Pictures do not belong in the copy. Return all of the entries exactly.

☆ ☆ ☆ ☆ ☆

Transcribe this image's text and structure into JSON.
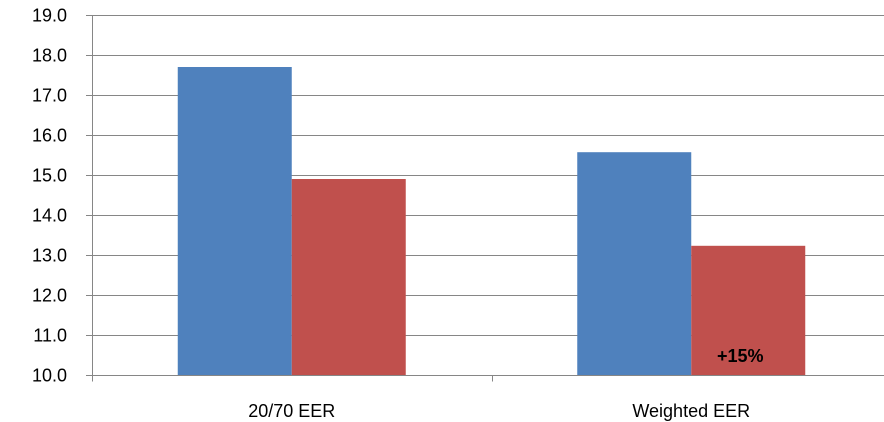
{
  "chart_data": {
    "type": "bar",
    "title": "",
    "xlabel": "",
    "ylabel": "",
    "categories": [
      "20/70 EER",
      "Weighted EER"
    ],
    "series": [
      {
        "color": "#4f81bd",
        "values": [
          17.7,
          15.57
        ]
      },
      {
        "color": "#c0504d",
        "values": [
          14.9,
          13.23
        ]
      }
    ],
    "ylim": [
      10.0,
      19.0
    ],
    "yticks": [
      10.0,
      11.0,
      12.0,
      13.0,
      14.0,
      15.0,
      16.0,
      17.0,
      18.0,
      19.0
    ],
    "ytick_labels": [
      "10.0",
      "11.0",
      "12.0",
      "13.0",
      "14.0",
      "15.0",
      "16.0",
      "17.0",
      "18.0",
      "19.0"
    ],
    "grid": true,
    "gridline_color": "#868686",
    "axis_color": "#868686",
    "legend": "none",
    "annotations": [
      {
        "text": "+15%",
        "category_index": 1,
        "series_index": 1
      }
    ]
  }
}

☆ ☆ ☆ ☆ ☆

== Reply ==
Transcribe this image's text and structure into JSON.
{
  "chart_data": {
    "type": "bar",
    "title": "",
    "xlabel": "",
    "ylabel": "",
    "categories": [
      "20/70 EER",
      "Weighted EER"
    ],
    "series": [
      {
        "color": "#4f81bd",
        "values": [
          17.7,
          15.57
        ]
      },
      {
        "color": "#c0504d",
        "values": [
          14.9,
          13.23
        ]
      }
    ],
    "ylim": [
      10.0,
      19.0
    ],
    "yticks": [
      10.0,
      11.0,
      12.0,
      13.0,
      14.0,
      15.0,
      16.0,
      17.0,
      18.0,
      19.0
    ],
    "ytick_labels": [
      "10.0",
      "11.0",
      "12.0",
      "13.0",
      "14.0",
      "15.0",
      "16.0",
      "17.0",
      "18.0",
      "19.0"
    ],
    "grid": true,
    "gridline_color": "#868686",
    "axis_color": "#868686",
    "legend": "none",
    "annotations": [
      {
        "text": "+15%",
        "category_index": 1,
        "series_index": 1
      }
    ]
  }
}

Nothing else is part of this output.